* **Exercise directions**: Go through the entries below and print each one exactly, leaving out pictures.

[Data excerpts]

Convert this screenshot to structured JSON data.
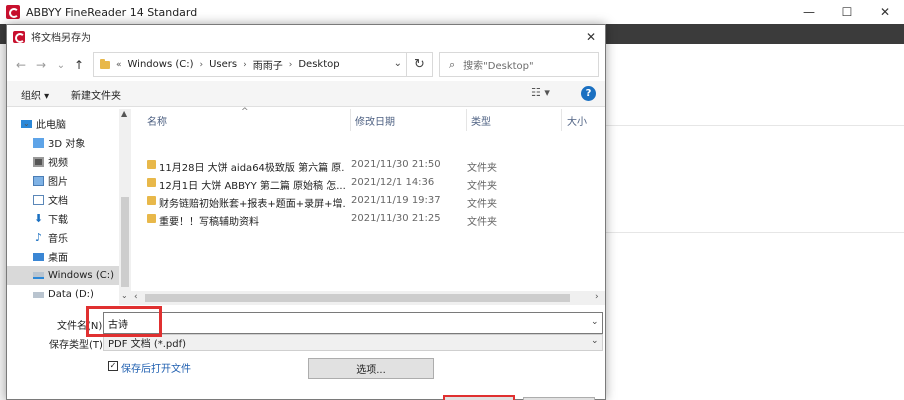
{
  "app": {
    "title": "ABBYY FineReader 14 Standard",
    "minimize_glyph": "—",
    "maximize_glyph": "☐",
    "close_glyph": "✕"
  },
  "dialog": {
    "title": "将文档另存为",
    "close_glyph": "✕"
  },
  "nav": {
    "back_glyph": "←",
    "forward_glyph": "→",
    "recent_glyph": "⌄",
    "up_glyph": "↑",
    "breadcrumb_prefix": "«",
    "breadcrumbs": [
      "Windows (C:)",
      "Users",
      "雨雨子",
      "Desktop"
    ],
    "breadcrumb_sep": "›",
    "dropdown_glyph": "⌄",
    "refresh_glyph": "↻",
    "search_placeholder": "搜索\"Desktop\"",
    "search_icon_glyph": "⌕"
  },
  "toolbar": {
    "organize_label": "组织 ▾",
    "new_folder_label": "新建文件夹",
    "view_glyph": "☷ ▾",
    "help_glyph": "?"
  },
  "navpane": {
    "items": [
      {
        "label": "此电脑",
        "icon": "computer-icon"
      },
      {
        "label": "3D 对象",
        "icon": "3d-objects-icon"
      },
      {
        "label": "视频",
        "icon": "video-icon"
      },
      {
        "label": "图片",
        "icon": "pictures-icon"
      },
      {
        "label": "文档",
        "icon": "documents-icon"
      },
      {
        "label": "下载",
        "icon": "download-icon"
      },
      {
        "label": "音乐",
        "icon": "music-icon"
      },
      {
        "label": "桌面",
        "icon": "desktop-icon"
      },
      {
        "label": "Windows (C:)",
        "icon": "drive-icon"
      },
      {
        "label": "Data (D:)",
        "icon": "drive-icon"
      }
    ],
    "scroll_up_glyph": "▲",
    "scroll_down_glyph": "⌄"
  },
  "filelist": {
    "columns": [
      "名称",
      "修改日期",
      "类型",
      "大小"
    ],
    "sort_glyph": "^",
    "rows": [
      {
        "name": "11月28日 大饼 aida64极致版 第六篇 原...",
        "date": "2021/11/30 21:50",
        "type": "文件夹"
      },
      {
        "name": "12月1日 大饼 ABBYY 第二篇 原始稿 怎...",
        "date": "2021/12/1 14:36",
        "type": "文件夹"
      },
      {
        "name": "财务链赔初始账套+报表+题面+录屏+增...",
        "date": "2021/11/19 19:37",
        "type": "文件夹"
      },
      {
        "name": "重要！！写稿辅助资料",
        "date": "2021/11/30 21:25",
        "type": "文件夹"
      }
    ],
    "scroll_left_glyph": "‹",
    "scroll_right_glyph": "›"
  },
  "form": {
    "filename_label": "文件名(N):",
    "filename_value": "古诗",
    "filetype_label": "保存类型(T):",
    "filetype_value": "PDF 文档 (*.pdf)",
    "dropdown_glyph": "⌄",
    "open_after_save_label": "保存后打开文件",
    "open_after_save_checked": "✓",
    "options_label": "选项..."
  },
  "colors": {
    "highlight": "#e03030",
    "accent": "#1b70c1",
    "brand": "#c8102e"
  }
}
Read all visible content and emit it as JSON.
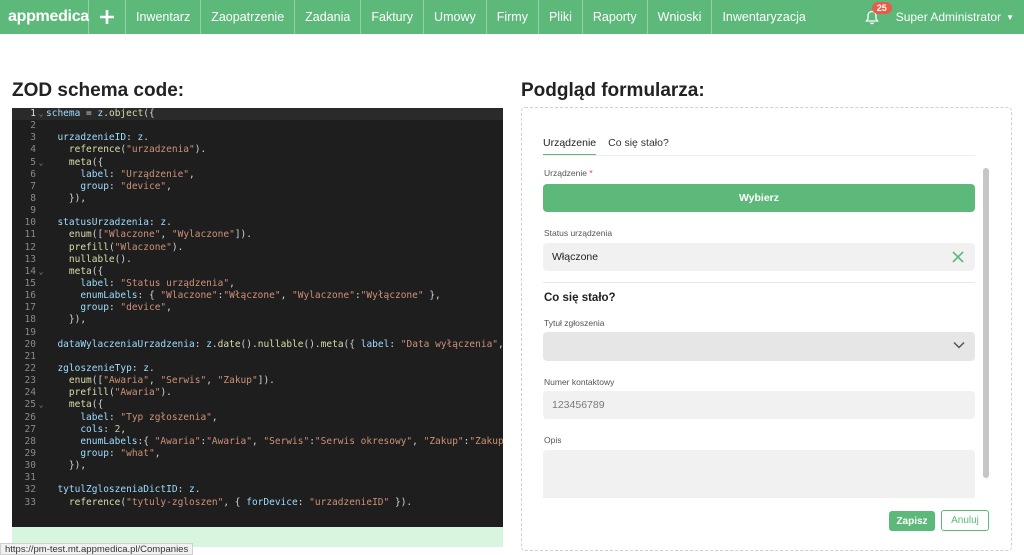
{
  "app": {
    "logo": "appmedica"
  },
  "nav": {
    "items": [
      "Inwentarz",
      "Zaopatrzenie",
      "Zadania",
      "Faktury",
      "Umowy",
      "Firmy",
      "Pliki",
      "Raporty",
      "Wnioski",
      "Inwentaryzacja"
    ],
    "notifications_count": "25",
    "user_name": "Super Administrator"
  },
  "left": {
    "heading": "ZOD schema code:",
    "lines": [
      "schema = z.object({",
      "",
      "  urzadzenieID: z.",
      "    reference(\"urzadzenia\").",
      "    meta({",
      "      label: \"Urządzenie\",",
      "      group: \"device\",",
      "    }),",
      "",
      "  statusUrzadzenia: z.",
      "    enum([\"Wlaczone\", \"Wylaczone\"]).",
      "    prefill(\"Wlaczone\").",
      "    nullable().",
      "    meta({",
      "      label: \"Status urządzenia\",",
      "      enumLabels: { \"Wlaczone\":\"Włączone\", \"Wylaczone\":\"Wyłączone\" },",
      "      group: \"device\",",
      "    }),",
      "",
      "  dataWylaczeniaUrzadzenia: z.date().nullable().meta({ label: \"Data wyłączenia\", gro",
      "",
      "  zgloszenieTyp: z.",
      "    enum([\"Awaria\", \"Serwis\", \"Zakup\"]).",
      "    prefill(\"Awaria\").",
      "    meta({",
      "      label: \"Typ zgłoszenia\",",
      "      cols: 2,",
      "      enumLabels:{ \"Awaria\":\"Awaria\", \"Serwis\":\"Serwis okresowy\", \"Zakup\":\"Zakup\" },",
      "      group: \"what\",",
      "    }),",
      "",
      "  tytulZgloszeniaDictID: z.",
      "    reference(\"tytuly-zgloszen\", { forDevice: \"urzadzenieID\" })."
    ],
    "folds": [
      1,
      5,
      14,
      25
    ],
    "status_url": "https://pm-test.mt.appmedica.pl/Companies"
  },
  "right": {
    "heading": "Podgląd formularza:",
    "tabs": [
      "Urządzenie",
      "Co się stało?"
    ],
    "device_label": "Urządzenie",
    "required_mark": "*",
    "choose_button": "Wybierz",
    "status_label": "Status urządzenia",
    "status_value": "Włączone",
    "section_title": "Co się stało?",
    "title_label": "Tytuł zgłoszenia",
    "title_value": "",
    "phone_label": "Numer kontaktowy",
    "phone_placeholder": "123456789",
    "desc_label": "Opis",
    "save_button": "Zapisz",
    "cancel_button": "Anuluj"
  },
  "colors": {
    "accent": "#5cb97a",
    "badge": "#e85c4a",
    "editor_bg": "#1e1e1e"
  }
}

* **Expected output**:
Convert this screenshot to structured JSON data.
{
  "app": {
    "title": "ABBYY FineReader 14 Standard",
    "minimize_glyph": "—",
    "maximize_glyph": "☐",
    "close_glyph": "✕"
  },
  "dialog": {
    "title": "将文档另存为",
    "close_glyph": "✕"
  },
  "nav": {
    "back_glyph": "←",
    "forward_glyph": "→",
    "recent_glyph": "⌄",
    "up_glyph": "↑",
    "breadcrumb_prefix": "«",
    "breadcrumbs": [
      "Windows (C:)",
      "Users",
      "雨雨子",
      "Desktop"
    ],
    "breadcrumb_sep": "›",
    "dropdown_glyph": "⌄",
    "refresh_glyph": "↻",
    "search_placeholder": "搜索\"Desktop\"",
    "search_icon_glyph": "⌕"
  },
  "toolbar": {
    "organize_label": "组织 ▾",
    "new_folder_label": "新建文件夹",
    "view_glyph": "☷ ▾",
    "help_glyph": "?"
  },
  "navpane": {
    "items": [
      {
        "label": "此电脑",
        "icon": "computer-icon"
      },
      {
        "label": "3D 对象",
        "icon": "3d-objects-icon"
      },
      {
        "label": "视频",
        "icon": "video-icon"
      },
      {
        "label": "图片",
        "icon": "pictures-icon"
      },
      {
        "label": "文档",
        "icon": "documents-icon"
      },
      {
        "label": "下载",
        "icon": "download-icon"
      },
      {
        "label": "音乐",
        "icon": "music-icon"
      },
      {
        "label": "桌面",
        "icon": "desktop-icon"
      },
      {
        "label": "Windows (C:)",
        "icon": "drive-icon"
      },
      {
        "label": "Data (D:)",
        "icon": "drive-icon"
      }
    ],
    "scroll_up_glyph": "▲",
    "scroll_down_glyph": "⌄"
  },
  "filelist": {
    "columns": [
      "名称",
      "修改日期",
      "类型",
      "大小"
    ],
    "sort_glyph": "^",
    "rows": [
      {
        "name": "11月28日 大饼 aida64极致版 第六篇 原...",
        "date": "2021/11/30 21:50",
        "type": "文件夹"
      },
      {
        "name": "12月1日 大饼 ABBYY 第二篇 原始稿 怎...",
        "date": "2021/12/1 14:36",
        "type": "文件夹"
      },
      {
        "name": "财务链赔初始账套+报表+题面+录屏+增...",
        "date": "2021/11/19 19:37",
        "type": "文件夹"
      },
      {
        "name": "重要！！写稿辅助资料",
        "date": "2021/11/30 21:25",
        "type": "文件夹"
      }
    ],
    "scroll_left_glyph": "‹",
    "scroll_right_glyph": "›"
  },
  "form": {
    "filename_label": "文件名(N):",
    "filename_value": "古诗",
    "filetype_label": "保存类型(T):",
    "filetype_value": "PDF 文档 (*.pdf)",
    "dropdown_glyph": "⌄",
    "open_after_save_label": "保存后打开文件",
    "open_after_save_checked": "✓",
    "options_label": "选项..."
  },
  "colors": {
    "highlight": "#e03030",
    "accent": "#1b70c1",
    "brand": "#c8102e"
  }
}
Read all visible content and emit it as JSON.
{
  "app": {
    "logo": "appmedica"
  },
  "nav": {
    "items": [
      "Inwentarz",
      "Zaopatrzenie",
      "Zadania",
      "Faktury",
      "Umowy",
      "Firmy",
      "Pliki",
      "Raporty",
      "Wnioski",
      "Inwentaryzacja"
    ],
    "notifications_count": "25",
    "user_name": "Super Administrator"
  },
  "left": {
    "heading": "ZOD schema code:",
    "lines": [
      "schema = z.object({",
      "",
      "  urzadzenieID: z.",
      "    reference(\"urzadzenia\").",
      "    meta({",
      "      label: \"Urządzenie\",",
      "      group: \"device\",",
      "    }),",
      "",
      "  statusUrzadzenia: z.",
      "    enum([\"Wlaczone\", \"Wylaczone\"]).",
      "    prefill(\"Wlaczone\").",
      "    nullable().",
      "    meta({",
      "      label: \"Status urządzenia\",",
      "      enumLabels: { \"Wlaczone\":\"Włączone\", \"Wylaczone\":\"Wyłączone\" },",
      "      group: \"device\",",
      "    }),",
      "",
      "  dataWylaczeniaUrzadzenia: z.date().nullable().meta({ label: \"Data wyłączenia\", gro",
      "",
      "  zgloszenieTyp: z.",
      "    enum([\"Awaria\", \"Serwis\", \"Zakup\"]).",
      "    prefill(\"Awaria\").",
      "    meta({",
      "      label: \"Typ zgłoszenia\",",
      "      cols: 2,",
      "      enumLabels:{ \"Awaria\":\"Awaria\", \"Serwis\":\"Serwis okresowy\", \"Zakup\":\"Zakup\" },",
      "      group: \"what\",",
      "    }),",
      "",
      "  tytulZgloszeniaDictID: z.",
      "    reference(\"tytuly-zgloszen\", { forDevice: \"urzadzenieID\" })."
    ],
    "folds": [
      1,
      5,
      14,
      25
    ],
    "status_url": "https://pm-test.mt.appmedica.pl/Companies"
  },
  "right": {
    "heading": "Podgląd formularza:",
    "tabs": [
      "Urządzenie",
      "Co się stało?"
    ],
    "device_label": "Urządzenie",
    "required_mark": "*",
    "choose_button": "Wybierz",
    "status_label": "Status urządzenia",
    "status_value": "Włączone",
    "section_title": "Co się stało?",
    "title_label": "Tytuł zgłoszenia",
    "title_value": "",
    "phone_label": "Numer kontaktowy",
    "phone_placeholder": "123456789",
    "desc_label": "Opis",
    "save_button": "Zapisz",
    "cancel_button": "Anuluj"
  },
  "colors": {
    "accent": "#5cb97a",
    "badge": "#e85c4a",
    "editor_bg": "#1e1e1e"
  }
}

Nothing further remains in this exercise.